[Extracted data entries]
┄┄┄┄┄┄
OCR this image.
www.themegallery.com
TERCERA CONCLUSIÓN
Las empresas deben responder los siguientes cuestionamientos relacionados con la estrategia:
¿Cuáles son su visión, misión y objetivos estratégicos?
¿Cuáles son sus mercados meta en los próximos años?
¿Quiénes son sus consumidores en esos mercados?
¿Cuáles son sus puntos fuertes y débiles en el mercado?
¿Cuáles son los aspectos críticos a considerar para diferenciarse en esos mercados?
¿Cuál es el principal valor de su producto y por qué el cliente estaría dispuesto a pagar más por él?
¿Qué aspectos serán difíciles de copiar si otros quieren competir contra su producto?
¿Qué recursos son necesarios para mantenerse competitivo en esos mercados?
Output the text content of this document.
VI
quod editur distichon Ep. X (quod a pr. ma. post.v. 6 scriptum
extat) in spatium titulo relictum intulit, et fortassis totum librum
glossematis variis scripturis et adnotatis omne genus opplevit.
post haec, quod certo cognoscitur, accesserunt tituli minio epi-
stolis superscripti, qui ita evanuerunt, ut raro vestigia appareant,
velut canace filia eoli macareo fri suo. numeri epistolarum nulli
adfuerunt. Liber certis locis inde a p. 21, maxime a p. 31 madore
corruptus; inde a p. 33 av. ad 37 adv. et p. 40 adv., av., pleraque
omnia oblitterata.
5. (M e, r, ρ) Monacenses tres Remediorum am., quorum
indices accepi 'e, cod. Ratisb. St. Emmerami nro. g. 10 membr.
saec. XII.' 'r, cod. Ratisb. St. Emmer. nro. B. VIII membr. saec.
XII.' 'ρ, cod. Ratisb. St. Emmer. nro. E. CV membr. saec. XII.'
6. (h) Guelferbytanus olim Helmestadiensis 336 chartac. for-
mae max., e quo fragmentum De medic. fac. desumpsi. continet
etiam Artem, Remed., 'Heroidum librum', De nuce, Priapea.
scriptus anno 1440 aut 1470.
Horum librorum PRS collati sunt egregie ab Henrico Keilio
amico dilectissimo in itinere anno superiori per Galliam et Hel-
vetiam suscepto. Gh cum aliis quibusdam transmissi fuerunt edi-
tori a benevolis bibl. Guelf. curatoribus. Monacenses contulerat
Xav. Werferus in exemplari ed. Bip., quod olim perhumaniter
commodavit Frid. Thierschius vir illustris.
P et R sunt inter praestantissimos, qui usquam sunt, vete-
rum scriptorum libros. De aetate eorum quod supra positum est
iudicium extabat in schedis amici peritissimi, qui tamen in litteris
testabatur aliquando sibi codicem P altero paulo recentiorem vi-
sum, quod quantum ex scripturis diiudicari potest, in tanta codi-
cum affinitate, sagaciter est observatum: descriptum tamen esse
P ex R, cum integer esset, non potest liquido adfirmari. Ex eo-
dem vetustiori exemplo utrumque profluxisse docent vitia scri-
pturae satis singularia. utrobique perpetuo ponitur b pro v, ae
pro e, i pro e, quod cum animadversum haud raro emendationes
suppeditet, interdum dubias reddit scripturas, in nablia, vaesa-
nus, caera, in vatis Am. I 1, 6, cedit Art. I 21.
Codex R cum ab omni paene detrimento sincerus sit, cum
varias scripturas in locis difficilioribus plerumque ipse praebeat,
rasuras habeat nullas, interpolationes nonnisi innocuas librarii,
┄┄┄┄┄┄
Required work.
Nothing should be left out: repeat all of the data exactly.

Solution to this problem.
OCR this image.
www.themegallery.com
TERCERA CONCLUSIÓN
Las empresas deben responder los siguientes cuestionamientos relacionados con la estrategia:
¿Cuáles son su visión, misión y objetivos estratégicos?
¿Cuáles son sus mercados meta en los próximos años?
¿Quiénes son sus consumidores en esos mercados?
¿Cuáles son sus puntos fuertes y débiles en el mercado?
¿Cuáles son los aspectos críticos a considerar para diferenciarse en esos mercados?
¿Cuál es el principal valor de su producto y por qué el cliente estaría dispuesto a pagar más por él?
¿Qué aspectos serán difíciles de copiar si otros quieren competir contra su producto?
¿Qué recursos son necesarios para mantenerse competitivo en esos mercados?
Output the text content of this document.
VI
quod editur distichon Ep. X (quod a pr. ma. post.v. 6 scriptum
extat) in spatium titulo relictum intulit, et fortassis totum librum
glossematis variis scripturis et adnotatis omne genus opplevit.
post haec, quod certo cognoscitur, accesserunt tituli minio epi-
stolis superscripti, qui ita evanuerunt, ut raro vestigia appareant,
velut canace filia eoli macareo fri suo. numeri epistolarum nulli
adfuerunt. Liber certis locis inde a p. 21, maxime a p. 31 madore
corruptus; inde a p. 33 av. ad 37 adv. et p. 40 adv., av., pleraque
omnia oblitterata.
5. (M e, r, ρ) Monacenses tres Remediorum am., quorum
indices accepi 'e, cod. Ratisb. St. Emmerami nro. g. 10 membr.
saec. XII.' 'r, cod. Ratisb. St. Emmer. nro. B. VIII membr. saec.
XII.' 'ρ, cod. Ratisb. St. Emmer. nro. E. CV membr. saec. XII.'
6. (h) Guelferbytanus olim Helmestadiensis 336 chartac. for-
mae max., e quo fragmentum De medic. fac. desumpsi. continet
etiam Artem, Remed., 'Heroidum librum', De nuce, Priapea.
scriptus anno 1440 aut 1470.
Horum librorum PRS collati sunt egregie ab Henrico Keilio
amico dilectissimo in itinere anno superiori per Galliam et Hel-
vetiam suscepto. Gh cum aliis quibusdam transmissi fuerunt edi-
tori a benevolis bibl. Guelf. curatoribus. Monacenses contulerat
Xav. Werferus in exemplari ed. Bip., quod olim perhumaniter
commodavit Frid. Thierschius vir illustris.
P et R sunt inter praestantissimos, qui usquam sunt, vete-
rum scriptorum libros. De aetate eorum quod supra positum est
iudicium extabat in schedis amici peritissimi, qui tamen in litteris
testabatur aliquando sibi codicem P altero paulo recentiorem vi-
sum, quod quantum ex scripturis diiudicari potest, in tanta codi-
cum affinitate, sagaciter est observatum: descriptum tamen esse
P ex R, cum integer esset, non potest liquido adfirmari. Ex eo-
dem vetustiori exemplo utrumque profluxisse docent vitia scri-
pturae satis singularia. utrobique perpetuo ponitur b pro v, ae
pro e, i pro e, quod cum animadversum haud raro emendationes
suppeditet, interdum dubias reddit scripturas, in nablia, vaesa-
nus, caera, in vatis Am. I 1, 6, cedit Art. I 21.
Codex R cum ab omni paene detrimento sincerus sit, cum
varias scripturas in locis difficilioribus plerumque ipse praebeat,
rasuras habeat nullas, interpolationes nonnisi innocuas librarii,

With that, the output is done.